+++ Stored records
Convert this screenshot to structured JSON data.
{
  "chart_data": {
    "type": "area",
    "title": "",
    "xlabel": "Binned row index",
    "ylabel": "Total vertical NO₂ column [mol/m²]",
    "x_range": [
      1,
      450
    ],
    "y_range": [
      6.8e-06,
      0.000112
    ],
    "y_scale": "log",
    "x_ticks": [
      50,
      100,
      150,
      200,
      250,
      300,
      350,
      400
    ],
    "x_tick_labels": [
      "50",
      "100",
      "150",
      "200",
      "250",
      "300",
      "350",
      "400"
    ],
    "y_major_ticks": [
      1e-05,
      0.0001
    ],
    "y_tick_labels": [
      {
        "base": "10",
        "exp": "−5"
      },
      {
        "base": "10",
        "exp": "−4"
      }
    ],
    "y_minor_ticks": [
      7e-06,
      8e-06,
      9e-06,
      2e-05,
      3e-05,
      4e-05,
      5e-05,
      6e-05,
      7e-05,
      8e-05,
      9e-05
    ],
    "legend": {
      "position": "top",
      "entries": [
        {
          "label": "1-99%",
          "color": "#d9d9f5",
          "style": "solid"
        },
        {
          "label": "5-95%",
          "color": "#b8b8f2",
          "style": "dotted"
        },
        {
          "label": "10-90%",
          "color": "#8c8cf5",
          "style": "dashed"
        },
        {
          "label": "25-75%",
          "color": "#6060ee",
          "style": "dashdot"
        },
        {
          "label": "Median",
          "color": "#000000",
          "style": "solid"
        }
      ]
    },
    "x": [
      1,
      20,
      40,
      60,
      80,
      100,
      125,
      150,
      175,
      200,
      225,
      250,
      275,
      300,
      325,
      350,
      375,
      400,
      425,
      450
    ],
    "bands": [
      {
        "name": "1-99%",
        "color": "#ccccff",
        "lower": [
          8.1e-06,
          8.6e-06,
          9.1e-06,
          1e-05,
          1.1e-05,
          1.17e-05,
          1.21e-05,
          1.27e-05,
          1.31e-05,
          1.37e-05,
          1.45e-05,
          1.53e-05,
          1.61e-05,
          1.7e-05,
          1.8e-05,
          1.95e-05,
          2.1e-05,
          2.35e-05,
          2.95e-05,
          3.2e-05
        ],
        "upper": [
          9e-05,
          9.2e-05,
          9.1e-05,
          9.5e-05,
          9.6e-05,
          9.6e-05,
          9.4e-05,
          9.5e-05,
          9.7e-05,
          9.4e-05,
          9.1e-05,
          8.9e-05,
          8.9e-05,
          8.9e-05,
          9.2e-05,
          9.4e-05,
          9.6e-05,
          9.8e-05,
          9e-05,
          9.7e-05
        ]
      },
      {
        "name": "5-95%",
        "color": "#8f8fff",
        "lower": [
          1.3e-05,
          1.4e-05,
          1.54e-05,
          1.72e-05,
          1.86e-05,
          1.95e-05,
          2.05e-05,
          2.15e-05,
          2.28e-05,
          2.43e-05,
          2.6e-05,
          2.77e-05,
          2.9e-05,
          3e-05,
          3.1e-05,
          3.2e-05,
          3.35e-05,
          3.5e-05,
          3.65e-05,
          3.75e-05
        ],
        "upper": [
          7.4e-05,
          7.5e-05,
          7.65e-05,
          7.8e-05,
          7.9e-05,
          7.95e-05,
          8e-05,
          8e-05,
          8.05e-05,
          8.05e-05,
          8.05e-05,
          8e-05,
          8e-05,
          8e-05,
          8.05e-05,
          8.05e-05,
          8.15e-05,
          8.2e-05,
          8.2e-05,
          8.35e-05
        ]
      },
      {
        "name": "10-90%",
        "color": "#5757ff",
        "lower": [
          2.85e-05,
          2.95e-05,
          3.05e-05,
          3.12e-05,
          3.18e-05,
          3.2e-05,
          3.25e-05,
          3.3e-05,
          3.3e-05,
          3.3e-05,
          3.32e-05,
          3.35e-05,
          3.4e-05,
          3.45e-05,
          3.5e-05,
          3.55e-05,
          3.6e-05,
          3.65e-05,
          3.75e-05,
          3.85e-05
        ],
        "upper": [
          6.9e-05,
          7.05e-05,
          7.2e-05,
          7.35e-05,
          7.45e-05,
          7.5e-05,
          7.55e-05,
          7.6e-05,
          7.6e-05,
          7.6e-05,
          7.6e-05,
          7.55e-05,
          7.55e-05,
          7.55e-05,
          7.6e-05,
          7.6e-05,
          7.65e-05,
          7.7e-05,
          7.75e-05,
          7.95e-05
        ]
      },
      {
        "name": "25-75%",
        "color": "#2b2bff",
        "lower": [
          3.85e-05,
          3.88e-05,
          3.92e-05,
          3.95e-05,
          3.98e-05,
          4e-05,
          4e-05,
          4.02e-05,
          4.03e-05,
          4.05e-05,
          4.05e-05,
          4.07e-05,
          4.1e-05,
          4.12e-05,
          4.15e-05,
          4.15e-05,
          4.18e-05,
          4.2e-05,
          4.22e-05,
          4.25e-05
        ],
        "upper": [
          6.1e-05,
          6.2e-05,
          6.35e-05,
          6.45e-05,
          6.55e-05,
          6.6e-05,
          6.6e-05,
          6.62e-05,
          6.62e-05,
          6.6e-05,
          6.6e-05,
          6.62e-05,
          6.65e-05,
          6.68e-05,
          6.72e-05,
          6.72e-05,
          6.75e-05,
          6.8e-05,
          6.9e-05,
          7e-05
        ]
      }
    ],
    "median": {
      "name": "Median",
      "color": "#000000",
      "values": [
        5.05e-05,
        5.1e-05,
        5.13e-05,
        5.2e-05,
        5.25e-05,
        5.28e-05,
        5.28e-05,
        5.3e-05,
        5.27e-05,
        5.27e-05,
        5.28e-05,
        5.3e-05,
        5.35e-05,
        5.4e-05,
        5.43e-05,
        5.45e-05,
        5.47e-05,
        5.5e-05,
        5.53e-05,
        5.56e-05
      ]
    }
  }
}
++++++
Stated exercise :: Extract the data exactly as given.

Reply ::
Convert this screenshot to structured JSON data.
{
  "chart_data": {
    "type": "area",
    "title": "",
    "xlabel": "Binned row index",
    "ylabel": "Total vertical NO₂ column [mol/m²]",
    "x_range": [
      1,
      450
    ],
    "y_range": [
      6.8e-06,
      0.000112
    ],
    "y_scale": "log",
    "x_ticks": [
      50,
      100,
      150,
      200,
      250,
      300,
      350,
      400
    ],
    "x_tick_labels": [
      "50",
      "100",
      "150",
      "200",
      "250",
      "300",
      "350",
      "400"
    ],
    "y_major_ticks": [
      1e-05,
      0.0001
    ],
    "y_tick_labels": [
      {
        "base": "10",
        "exp": "−5"
      },
      {
        "base": "10",
        "exp": "−4"
      }
    ],
    "y_minor_ticks": [
      7e-06,
      8e-06,
      9e-06,
      2e-05,
      3e-05,
      4e-05,
      5e-05,
      6e-05,
      7e-05,
      8e-05,
      9e-05
    ],
    "legend": {
      "position": "top",
      "entries": [
        {
          "label": "1-99%",
          "color": "#d9d9f5",
          "style": "solid"
        },
        {
          "label": "5-95%",
          "color": "#b8b8f2",
          "style": "dotted"
        },
        {
          "label": "10-90%",
          "color": "#8c8cf5",
          "style": "dashed"
        },
        {
          "label": "25-75%",
          "color": "#6060ee",
          "style": "dashdot"
        },
        {
          "label": "Median",
          "color": "#000000",
          "style": "solid"
        }
      ]
    },
    "x": [
      1,
      20,
      40,
      60,
      80,
      100,
      125,
      150,
      175,
      200,
      225,
      250,
      275,
      300,
      325,
      350,
      375,
      400,
      425,
      450
    ],
    "bands": [
      {
        "name": "1-99%",
        "color": "#ccccff",
        "lower": [
          8.1e-06,
          8.6e-06,
          9.1e-06,
          1e-05,
          1.1e-05,
          1.17e-05,
          1.21e-05,
          1.27e-05,
          1.31e-05,
          1.37e-05,
          1.45e-05,
          1.53e-05,
          1.61e-05,
          1.7e-05,
          1.8e-05,
          1.95e-05,
          2.1e-05,
          2.35e-05,
          2.95e-05,
          3.2e-05
        ],
        "upper": [
          9e-05,
          9.2e-05,
          9.1e-05,
          9.5e-05,
          9.6e-05,
          9.6e-05,
          9.4e-05,
          9.5e-05,
          9.7e-05,
          9.4e-05,
          9.1e-05,
          8.9e-05,
          8.9e-05,
          8.9e-05,
          9.2e-05,
          9.4e-05,
          9.6e-05,
          9.8e-05,
          9e-05,
          9.7e-05
        ]
      },
      {
        "name": "5-95%",
        "color": "#8f8fff",
        "lower": [
          1.3e-05,
          1.4e-05,
          1.54e-05,
          1.72e-05,
          1.86e-05,
          1.95e-05,
          2.05e-05,
          2.15e-05,
          2.28e-05,
          2.43e-05,
          2.6e-05,
          2.77e-05,
          2.9e-05,
          3e-05,
          3.1e-05,
          3.2e-05,
          3.35e-05,
          3.5e-05,
          3.65e-05,
          3.75e-05
        ],
        "upper": [
          7.4e-05,
          7.5e-05,
          7.65e-05,
          7.8e-05,
          7.9e-05,
          7.95e-05,
          8e-05,
          8e-05,
          8.05e-05,
          8.05e-05,
          8.05e-05,
          8e-05,
          8e-05,
          8e-05,
          8.05e-05,
          8.05e-05,
          8.15e-05,
          8.2e-05,
          8.2e-05,
          8.35e-05
        ]
      },
      {
        "name": "10-90%",
        "color": "#5757ff",
        "lower": [
          2.85e-05,
          2.95e-05,
          3.05e-05,
          3.12e-05,
          3.18e-05,
          3.2e-05,
          3.25e-05,
          3.3e-05,
          3.3e-05,
          3.3e-05,
          3.32e-05,
          3.35e-05,
          3.4e-05,
          3.45e-05,
          3.5e-05,
          3.55e-05,
          3.6e-05,
          3.65e-05,
          3.75e-05,
          3.85e-05
        ],
        "upper": [
          6.9e-05,
          7.05e-05,
          7.2e-05,
          7.35e-05,
          7.45e-05,
          7.5e-05,
          7.55e-05,
          7.6e-05,
          7.6e-05,
          7.6e-05,
          7.6e-05,
          7.55e-05,
          7.55e-05,
          7.55e-05,
          7.6e-05,
          7.6e-05,
          7.65e-05,
          7.7e-05,
          7.75e-05,
          7.95e-05
        ]
      },
      {
        "name": "25-75%",
        "color": "#2b2bff",
        "lower": [
          3.85e-05,
          3.88e-05,
          3.92e-05,
          3.95e-05,
          3.98e-05,
          4e-05,
          4e-05,
          4.02e-05,
          4.03e-05,
          4.05e-05,
          4.05e-05,
          4.07e-05,
          4.1e-05,
          4.12e-05,
          4.15e-05,
          4.15e-05,
          4.18e-05,
          4.2e-05,
          4.22e-05,
          4.25e-05
        ],
        "upper": [
          6.1e-05,
          6.2e-05,
          6.35e-05,
          6.45e-05,
          6.55e-05,
          6.6e-05,
          6.6e-05,
          6.62e-05,
          6.62e-05,
          6.6e-05,
          6.6e-05,
          6.62e-05,
          6.65e-05,
          6.68e-05,
          6.72e-05,
          6.72e-05,
          6.75e-05,
          6.8e-05,
          6.9e-05,
          7e-05
        ]
      }
    ],
    "median": {
      "name": "Median",
      "color": "#000000",
      "values": [
        5.05e-05,
        5.1e-05,
        5.13e-05,
        5.2e-05,
        5.25e-05,
        5.28e-05,
        5.28e-05,
        5.3e-05,
        5.27e-05,
        5.27e-05,
        5.28e-05,
        5.3e-05,
        5.35e-05,
        5.4e-05,
        5.43e-05,
        5.45e-05,
        5.47e-05,
        5.5e-05,
        5.53e-05,
        5.56e-05
      ]
    }
  }
}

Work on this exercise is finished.